- [Exercise prompt]: Here are some entries; quote each one exactly.

- [Dataset items]:
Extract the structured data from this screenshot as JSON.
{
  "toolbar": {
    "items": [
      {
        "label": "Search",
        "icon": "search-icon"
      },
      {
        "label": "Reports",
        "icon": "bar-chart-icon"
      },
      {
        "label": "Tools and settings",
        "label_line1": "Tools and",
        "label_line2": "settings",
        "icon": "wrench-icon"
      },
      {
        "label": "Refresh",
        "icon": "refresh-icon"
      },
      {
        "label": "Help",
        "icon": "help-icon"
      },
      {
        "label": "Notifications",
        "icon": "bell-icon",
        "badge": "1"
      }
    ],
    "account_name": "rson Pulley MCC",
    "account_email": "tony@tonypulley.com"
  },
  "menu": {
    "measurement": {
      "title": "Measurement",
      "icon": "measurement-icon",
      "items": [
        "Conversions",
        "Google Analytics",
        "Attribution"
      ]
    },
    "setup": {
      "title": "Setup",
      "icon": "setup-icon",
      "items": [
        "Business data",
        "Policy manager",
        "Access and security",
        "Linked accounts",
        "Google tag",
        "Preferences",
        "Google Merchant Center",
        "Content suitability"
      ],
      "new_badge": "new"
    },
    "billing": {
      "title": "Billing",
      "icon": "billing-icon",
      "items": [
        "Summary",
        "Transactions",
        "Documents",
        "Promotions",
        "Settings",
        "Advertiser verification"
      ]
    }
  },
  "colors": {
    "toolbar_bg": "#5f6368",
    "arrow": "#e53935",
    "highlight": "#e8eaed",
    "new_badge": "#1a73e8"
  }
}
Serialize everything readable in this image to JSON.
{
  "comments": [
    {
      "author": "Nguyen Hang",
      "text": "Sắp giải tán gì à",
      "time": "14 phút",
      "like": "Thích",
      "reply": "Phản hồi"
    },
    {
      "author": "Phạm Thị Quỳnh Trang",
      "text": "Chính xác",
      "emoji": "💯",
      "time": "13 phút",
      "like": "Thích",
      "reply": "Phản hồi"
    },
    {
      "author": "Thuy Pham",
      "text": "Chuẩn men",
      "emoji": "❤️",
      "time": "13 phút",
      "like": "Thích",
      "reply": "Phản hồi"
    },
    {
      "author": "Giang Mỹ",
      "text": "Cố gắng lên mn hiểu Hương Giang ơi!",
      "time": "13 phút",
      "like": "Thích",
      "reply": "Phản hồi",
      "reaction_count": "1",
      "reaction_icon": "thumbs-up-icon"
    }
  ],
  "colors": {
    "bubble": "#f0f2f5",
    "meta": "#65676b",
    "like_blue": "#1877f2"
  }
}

- [Response to this exercise]:
Extract the structured data from this screenshot as JSON.
{
  "toolbar": {
    "items": [
      {
        "label": "Search",
        "icon": "search-icon"
      },
      {
        "label": "Reports",
        "icon": "bar-chart-icon"
      },
      {
        "label": "Tools and settings",
        "label_line1": "Tools and",
        "label_line2": "settings",
        "icon": "wrench-icon"
      },
      {
        "label": "Refresh",
        "icon": "refresh-icon"
      },
      {
        "label": "Help",
        "icon": "help-icon"
      },
      {
        "label": "Notifications",
        "icon": "bell-icon",
        "badge": "1"
      }
    ],
    "account_name": "rson Pulley MCC",
    "account_email": "tony@tonypulley.com"
  },
  "menu": {
    "measurement": {
      "title": "Measurement",
      "icon": "measurement-icon",
      "items": [
        "Conversions",
        "Google Analytics",
        "Attribution"
      ]
    },
    "setup": {
      "title": "Setup",
      "icon": "setup-icon",
      "items": [
        "Business data",
        "Policy manager",
        "Access and security",
        "Linked accounts",
        "Google tag",
        "Preferences",
        "Google Merchant Center",
        "Content suitability"
      ],
      "new_badge": "new"
    },
    "billing": {
      "title": "Billing",
      "icon": "billing-icon",
      "items": [
        "Summary",
        "Transactions",
        "Documents",
        "Promotions",
        "Settings",
        "Advertiser verification"
      ]
    }
  },
  "colors": {
    "toolbar_bg": "#5f6368",
    "arrow": "#e53935",
    "highlight": "#e8eaed",
    "new_badge": "#1a73e8"
  }
}
Serialize everything readable in this image to JSON.
{
  "comments": [
    {
      "author": "Nguyen Hang",
      "text": "Sắp giải tán gì à",
      "time": "14 phút",
      "like": "Thích",
      "reply": "Phản hồi"
    },
    {
      "author": "Phạm Thị Quỳnh Trang",
      "text": "Chính xác",
      "emoji": "💯",
      "time": "13 phút",
      "like": "Thích",
      "reply": "Phản hồi"
    },
    {
      "author": "Thuy Pham",
      "text": "Chuẩn men",
      "emoji": "❤️",
      "time": "13 phút",
      "like": "Thích",
      "reply": "Phản hồi"
    },
    {
      "author": "Giang Mỹ",
      "text": "Cố gắng lên mn hiểu Hương Giang ơi!",
      "time": "13 phút",
      "like": "Thích",
      "reply": "Phản hồi",
      "reaction_count": "1",
      "reaction_icon": "thumbs-up-icon"
    }
  ],
  "colors": {
    "bubble": "#f0f2f5",
    "meta": "#65676b",
    "like_blue": "#1877f2"
  }
}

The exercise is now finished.